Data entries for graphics
━━━━━━━━

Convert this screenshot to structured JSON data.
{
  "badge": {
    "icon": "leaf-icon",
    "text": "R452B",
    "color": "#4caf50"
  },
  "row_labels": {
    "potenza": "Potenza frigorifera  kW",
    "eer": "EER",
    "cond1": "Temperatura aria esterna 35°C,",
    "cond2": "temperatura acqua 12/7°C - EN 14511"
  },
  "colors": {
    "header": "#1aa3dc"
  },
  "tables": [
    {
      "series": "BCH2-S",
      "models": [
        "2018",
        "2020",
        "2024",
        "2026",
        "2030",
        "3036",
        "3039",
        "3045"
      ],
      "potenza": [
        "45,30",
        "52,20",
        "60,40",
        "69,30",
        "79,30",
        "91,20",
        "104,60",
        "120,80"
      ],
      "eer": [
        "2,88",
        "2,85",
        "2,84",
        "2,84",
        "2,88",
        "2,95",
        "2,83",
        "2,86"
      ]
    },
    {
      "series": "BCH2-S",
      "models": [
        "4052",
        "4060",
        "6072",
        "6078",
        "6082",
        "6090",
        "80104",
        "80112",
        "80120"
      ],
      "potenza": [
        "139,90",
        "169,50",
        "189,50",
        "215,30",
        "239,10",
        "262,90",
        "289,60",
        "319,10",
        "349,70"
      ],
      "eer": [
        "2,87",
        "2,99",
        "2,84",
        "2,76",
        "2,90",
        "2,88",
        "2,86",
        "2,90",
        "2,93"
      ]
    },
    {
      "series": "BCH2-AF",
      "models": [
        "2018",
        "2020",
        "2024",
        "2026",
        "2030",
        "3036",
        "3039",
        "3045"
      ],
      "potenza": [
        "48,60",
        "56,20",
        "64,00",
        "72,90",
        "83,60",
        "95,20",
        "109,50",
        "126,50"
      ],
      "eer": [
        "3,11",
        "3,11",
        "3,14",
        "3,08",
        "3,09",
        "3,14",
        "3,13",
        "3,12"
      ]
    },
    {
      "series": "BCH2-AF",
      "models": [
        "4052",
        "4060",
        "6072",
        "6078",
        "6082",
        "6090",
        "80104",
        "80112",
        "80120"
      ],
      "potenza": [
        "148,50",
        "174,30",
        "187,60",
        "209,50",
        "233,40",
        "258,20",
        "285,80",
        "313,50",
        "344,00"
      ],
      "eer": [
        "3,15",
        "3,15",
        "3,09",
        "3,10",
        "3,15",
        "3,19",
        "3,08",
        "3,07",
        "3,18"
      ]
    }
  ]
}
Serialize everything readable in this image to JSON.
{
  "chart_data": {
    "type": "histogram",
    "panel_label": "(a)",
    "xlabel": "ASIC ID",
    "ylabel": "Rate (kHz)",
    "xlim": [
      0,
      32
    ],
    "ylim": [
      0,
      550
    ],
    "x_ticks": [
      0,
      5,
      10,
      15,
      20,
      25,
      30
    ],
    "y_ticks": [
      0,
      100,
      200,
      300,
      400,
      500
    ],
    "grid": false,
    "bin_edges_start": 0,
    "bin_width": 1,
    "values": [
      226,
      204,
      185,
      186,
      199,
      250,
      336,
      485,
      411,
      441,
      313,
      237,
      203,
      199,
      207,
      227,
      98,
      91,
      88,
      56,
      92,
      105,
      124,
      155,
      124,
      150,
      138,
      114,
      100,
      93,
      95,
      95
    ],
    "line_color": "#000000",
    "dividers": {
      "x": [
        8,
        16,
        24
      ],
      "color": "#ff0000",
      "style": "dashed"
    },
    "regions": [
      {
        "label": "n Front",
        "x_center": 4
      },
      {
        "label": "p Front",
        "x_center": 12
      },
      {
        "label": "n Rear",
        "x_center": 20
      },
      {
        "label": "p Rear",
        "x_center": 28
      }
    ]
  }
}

━━━━━━━━

● WHAT THE EXERCISE ASKS
Give the listing above again, word for word.

● FULL RESPONSE
Convert this screenshot to structured JSON data.
{
  "badge": {
    "icon": "leaf-icon",
    "text": "R452B",
    "color": "#4caf50"
  },
  "row_labels": {
    "potenza": "Potenza frigorifera  kW",
    "eer": "EER",
    "cond1": "Temperatura aria esterna 35°C,",
    "cond2": "temperatura acqua 12/7°C - EN 14511"
  },
  "colors": {
    "header": "#1aa3dc"
  },
  "tables": [
    {
      "series": "BCH2-S",
      "models": [
        "2018",
        "2020",
        "2024",
        "2026",
        "2030",
        "3036",
        "3039",
        "3045"
      ],
      "potenza": [
        "45,30",
        "52,20",
        "60,40",
        "69,30",
        "79,30",
        "91,20",
        "104,60",
        "120,80"
      ],
      "eer": [
        "2,88",
        "2,85",
        "2,84",
        "2,84",
        "2,88",
        "2,95",
        "2,83",
        "2,86"
      ]
    },
    {
      "series": "BCH2-S",
      "models": [
        "4052",
        "4060",
        "6072",
        "6078",
        "6082",
        "6090",
        "80104",
        "80112",
        "80120"
      ],
      "potenza": [
        "139,90",
        "169,50",
        "189,50",
        "215,30",
        "239,10",
        "262,90",
        "289,60",
        "319,10",
        "349,70"
      ],
      "eer": [
        "2,87",
        "2,99",
        "2,84",
        "2,76",
        "2,90",
        "2,88",
        "2,86",
        "2,90",
        "2,93"
      ]
    },
    {
      "series": "BCH2-AF",
      "models": [
        "2018",
        "2020",
        "2024",
        "2026",
        "2030",
        "3036",
        "3039",
        "3045"
      ],
      "potenza": [
        "48,60",
        "56,20",
        "64,00",
        "72,90",
        "83,60",
        "95,20",
        "109,50",
        "126,50"
      ],
      "eer": [
        "3,11",
        "3,11",
        "3,14",
        "3,08",
        "3,09",
        "3,14",
        "3,13",
        "3,12"
      ]
    },
    {
      "series": "BCH2-AF",
      "models": [
        "4052",
        "4060",
        "6072",
        "6078",
        "6082",
        "6090",
        "80104",
        "80112",
        "80120"
      ],
      "potenza": [
        "148,50",
        "174,30",
        "187,60",
        "209,50",
        "233,40",
        "258,20",
        "285,80",
        "313,50",
        "344,00"
      ],
      "eer": [
        "3,15",
        "3,15",
        "3,09",
        "3,10",
        "3,15",
        "3,19",
        "3,08",
        "3,07",
        "3,18"
      ]
    }
  ]
}
Serialize everything readable in this image to JSON.
{
  "chart_data": {
    "type": "histogram",
    "panel_label": "(a)",
    "xlabel": "ASIC ID",
    "ylabel": "Rate (kHz)",
    "xlim": [
      0,
      32
    ],
    "ylim": [
      0,
      550
    ],
    "x_ticks": [
      0,
      5,
      10,
      15,
      20,
      25,
      30
    ],
    "y_ticks": [
      0,
      100,
      200,
      300,
      400,
      500
    ],
    "grid": false,
    "bin_edges_start": 0,
    "bin_width": 1,
    "values": [
      226,
      204,
      185,
      186,
      199,
      250,
      336,
      485,
      411,
      441,
      313,
      237,
      203,
      199,
      207,
      227,
      98,
      91,
      88,
      56,
      92,
      105,
      124,
      155,
      124,
      150,
      138,
      114,
      100,
      93,
      95,
      95
    ],
    "line_color": "#000000",
    "dividers": {
      "x": [
        8,
        16,
        24
      ],
      "color": "#ff0000",
      "style": "dashed"
    },
    "regions": [
      {
        "label": "n Front",
        "x_center": 4
      },
      {
        "label": "p Front",
        "x_center": 12
      },
      {
        "label": "n Rear",
        "x_center": 20
      },
      {
        "label": "p Rear",
        "x_center": 28
      }
    ]
  }
}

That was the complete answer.